▸ **To be done**
Your copy of the material must match it exactly, except that pictures are dropped.

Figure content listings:
·····

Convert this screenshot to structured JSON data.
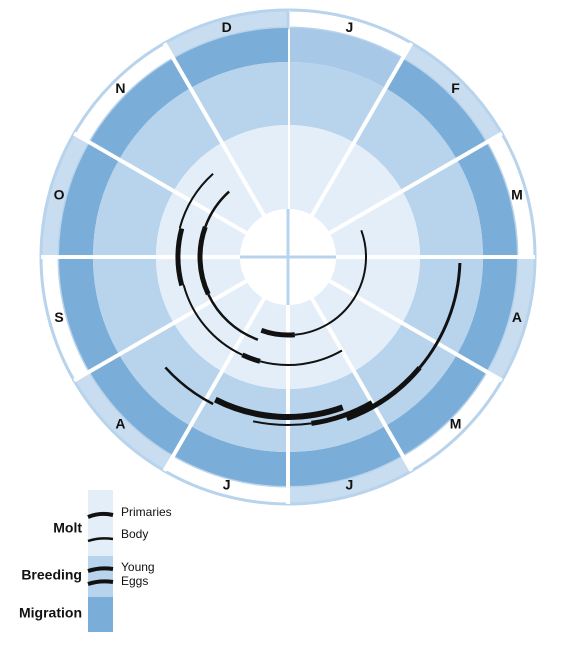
{
  "months": [
    "J",
    "F",
    "M",
    "A",
    "M",
    "J",
    "J",
    "A",
    "S",
    "O",
    "N",
    "D"
  ],
  "legend": {
    "molt": {
      "label": "Molt",
      "items": [
        "Primaries",
        "Body"
      ]
    },
    "breeding": {
      "label": "Breeding",
      "items": [
        "Young",
        "Eggs"
      ]
    },
    "migration": {
      "label": "Migration"
    }
  }
}
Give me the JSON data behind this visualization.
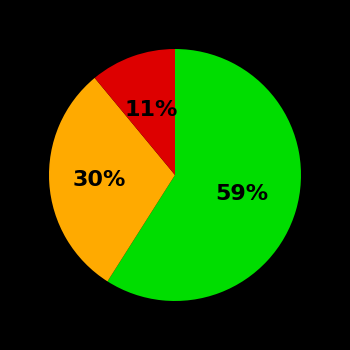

·····

▸ **Result of the task**
Convert this screenshot to structured JSON data.
{
  "months": [
    "J",
    "F",
    "M",
    "A",
    "M",
    "J",
    "J",
    "A",
    "S",
    "O",
    "N",
    "D"
  ],
  "legend": {
    "molt": {
      "label": "Molt",
      "items": [
        "Primaries",
        "Body"
      ]
    },
    "breeding": {
      "label": "Breeding",
      "items": [
        "Young",
        "Eggs"
      ]
    },
    "migration": {
      "label": "Migration"
    }
  }
}
Give me the JSON data behind this visualization.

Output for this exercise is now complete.